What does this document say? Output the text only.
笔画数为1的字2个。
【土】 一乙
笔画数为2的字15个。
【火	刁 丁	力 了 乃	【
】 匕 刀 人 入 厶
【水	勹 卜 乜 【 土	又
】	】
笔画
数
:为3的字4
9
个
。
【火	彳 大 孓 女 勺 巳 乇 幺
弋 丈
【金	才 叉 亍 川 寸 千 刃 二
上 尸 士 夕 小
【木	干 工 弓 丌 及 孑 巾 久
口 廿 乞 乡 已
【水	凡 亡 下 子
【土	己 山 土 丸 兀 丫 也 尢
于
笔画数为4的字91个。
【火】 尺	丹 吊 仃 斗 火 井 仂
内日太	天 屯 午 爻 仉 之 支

* * *

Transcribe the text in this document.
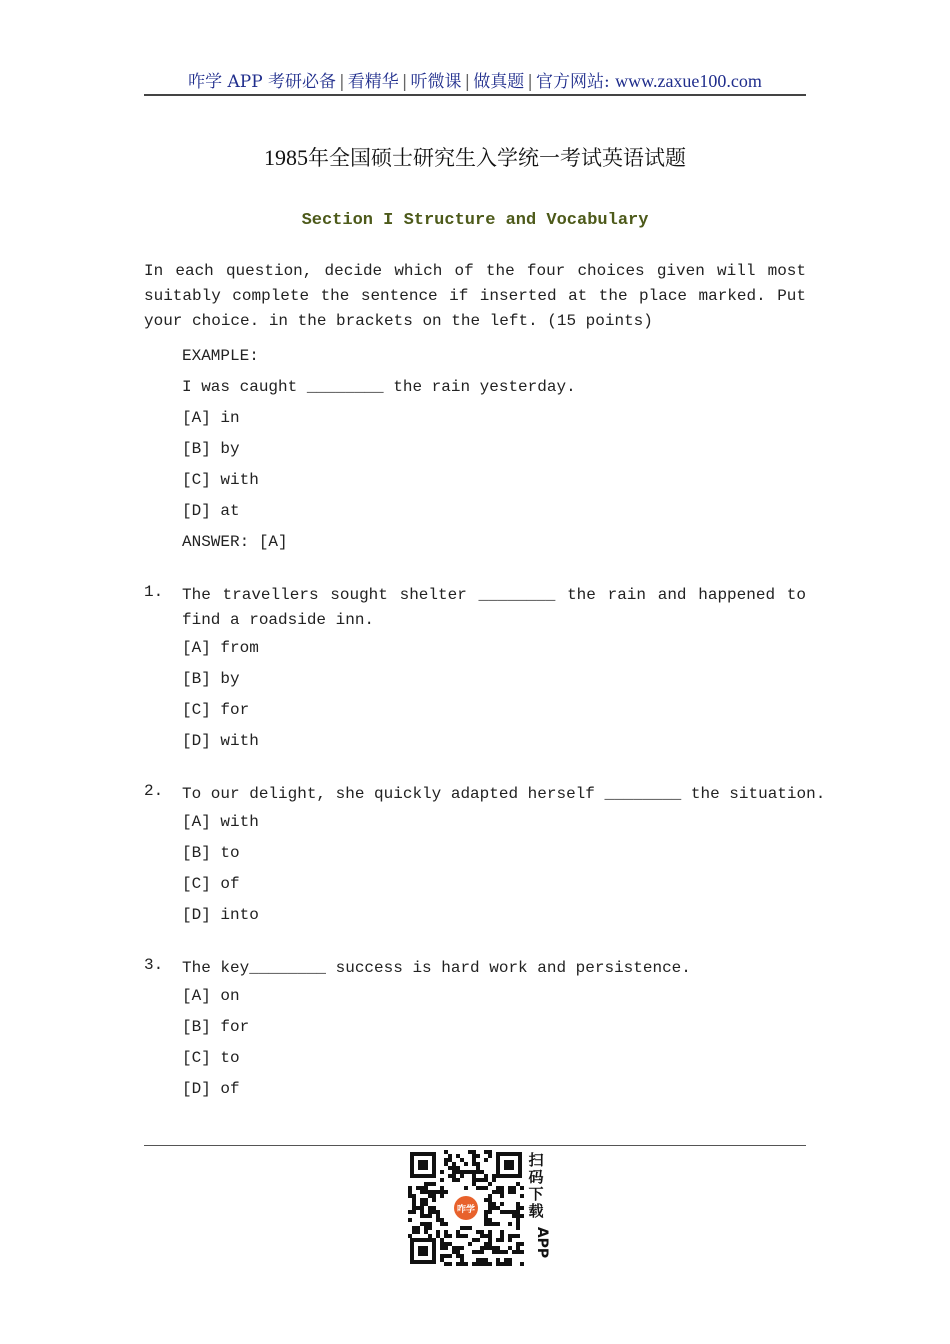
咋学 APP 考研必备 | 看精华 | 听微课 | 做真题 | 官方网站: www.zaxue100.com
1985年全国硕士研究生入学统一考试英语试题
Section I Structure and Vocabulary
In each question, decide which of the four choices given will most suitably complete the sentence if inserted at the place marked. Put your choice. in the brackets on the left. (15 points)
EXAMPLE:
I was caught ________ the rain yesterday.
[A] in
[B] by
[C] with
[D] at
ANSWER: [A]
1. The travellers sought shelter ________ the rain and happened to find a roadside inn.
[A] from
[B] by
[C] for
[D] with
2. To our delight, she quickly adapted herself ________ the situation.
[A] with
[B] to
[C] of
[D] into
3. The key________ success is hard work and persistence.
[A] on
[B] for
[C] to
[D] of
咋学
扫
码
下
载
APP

* * *

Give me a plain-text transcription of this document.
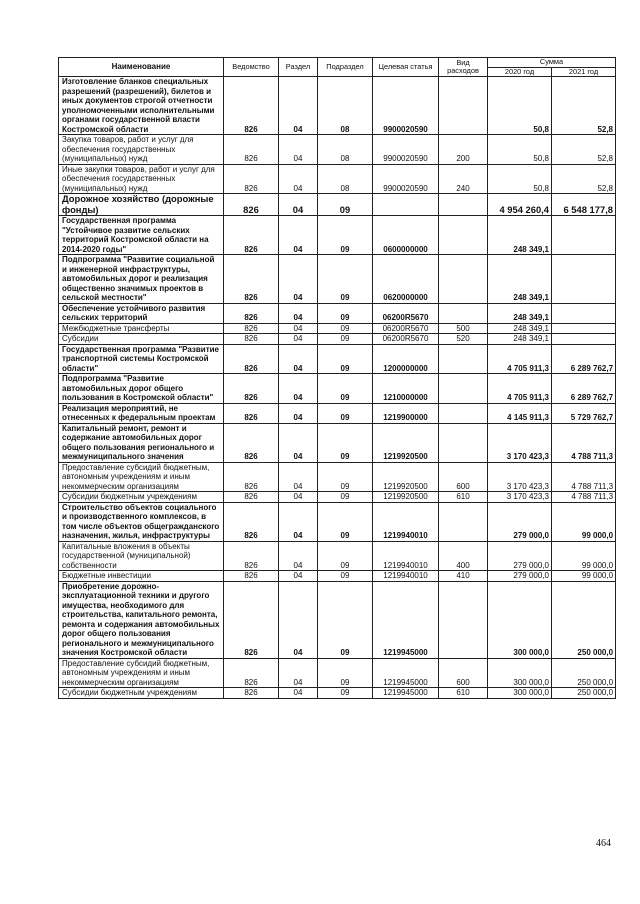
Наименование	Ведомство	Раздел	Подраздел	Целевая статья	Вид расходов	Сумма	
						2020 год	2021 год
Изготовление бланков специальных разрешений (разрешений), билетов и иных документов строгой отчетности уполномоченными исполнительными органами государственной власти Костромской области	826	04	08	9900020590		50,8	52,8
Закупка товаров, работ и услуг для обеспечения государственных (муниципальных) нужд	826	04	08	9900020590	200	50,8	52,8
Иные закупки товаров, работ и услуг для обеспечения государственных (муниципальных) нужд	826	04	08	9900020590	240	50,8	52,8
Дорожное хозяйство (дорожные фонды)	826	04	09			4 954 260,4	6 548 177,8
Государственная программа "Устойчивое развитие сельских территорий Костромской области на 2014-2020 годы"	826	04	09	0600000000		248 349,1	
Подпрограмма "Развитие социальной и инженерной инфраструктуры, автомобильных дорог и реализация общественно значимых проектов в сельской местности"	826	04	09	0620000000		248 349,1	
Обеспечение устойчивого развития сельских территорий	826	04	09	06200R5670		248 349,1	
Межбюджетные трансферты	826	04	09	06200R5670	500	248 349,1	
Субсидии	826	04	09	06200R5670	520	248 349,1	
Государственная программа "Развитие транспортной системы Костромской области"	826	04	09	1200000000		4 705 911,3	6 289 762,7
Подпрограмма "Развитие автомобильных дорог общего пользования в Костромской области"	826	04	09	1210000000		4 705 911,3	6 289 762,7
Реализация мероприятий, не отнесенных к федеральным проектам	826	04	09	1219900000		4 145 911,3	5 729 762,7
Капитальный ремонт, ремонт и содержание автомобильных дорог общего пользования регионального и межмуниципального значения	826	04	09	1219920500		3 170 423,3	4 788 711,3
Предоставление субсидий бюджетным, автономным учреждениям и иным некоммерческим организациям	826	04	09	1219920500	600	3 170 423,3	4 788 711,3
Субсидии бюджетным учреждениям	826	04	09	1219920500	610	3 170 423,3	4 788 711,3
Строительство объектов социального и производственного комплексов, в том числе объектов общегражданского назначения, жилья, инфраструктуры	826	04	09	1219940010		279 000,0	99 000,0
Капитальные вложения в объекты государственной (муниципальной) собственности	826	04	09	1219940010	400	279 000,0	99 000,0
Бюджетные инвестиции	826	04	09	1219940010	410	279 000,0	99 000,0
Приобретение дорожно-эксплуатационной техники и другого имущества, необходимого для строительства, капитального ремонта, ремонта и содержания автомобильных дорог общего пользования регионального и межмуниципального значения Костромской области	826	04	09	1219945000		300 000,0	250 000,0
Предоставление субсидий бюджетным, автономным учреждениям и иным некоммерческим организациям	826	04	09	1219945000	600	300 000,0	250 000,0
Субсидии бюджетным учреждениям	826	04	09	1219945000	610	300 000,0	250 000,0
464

▶ **What is required**: Copy down every line of the entries containing the word "автономным".

▶ **Exercise result**:
Предоставление субсидий бюджетным, автономным учреждениям и иным некоммерческим организациям	826	04	09	1219920500	600	3 170 423,3	4 788 711,3
Предоставление субсидий бюджетным, автономным учреждениям и иным некоммерческим организациям	826	04	09	1219945000	600	300 000,0	250 000,0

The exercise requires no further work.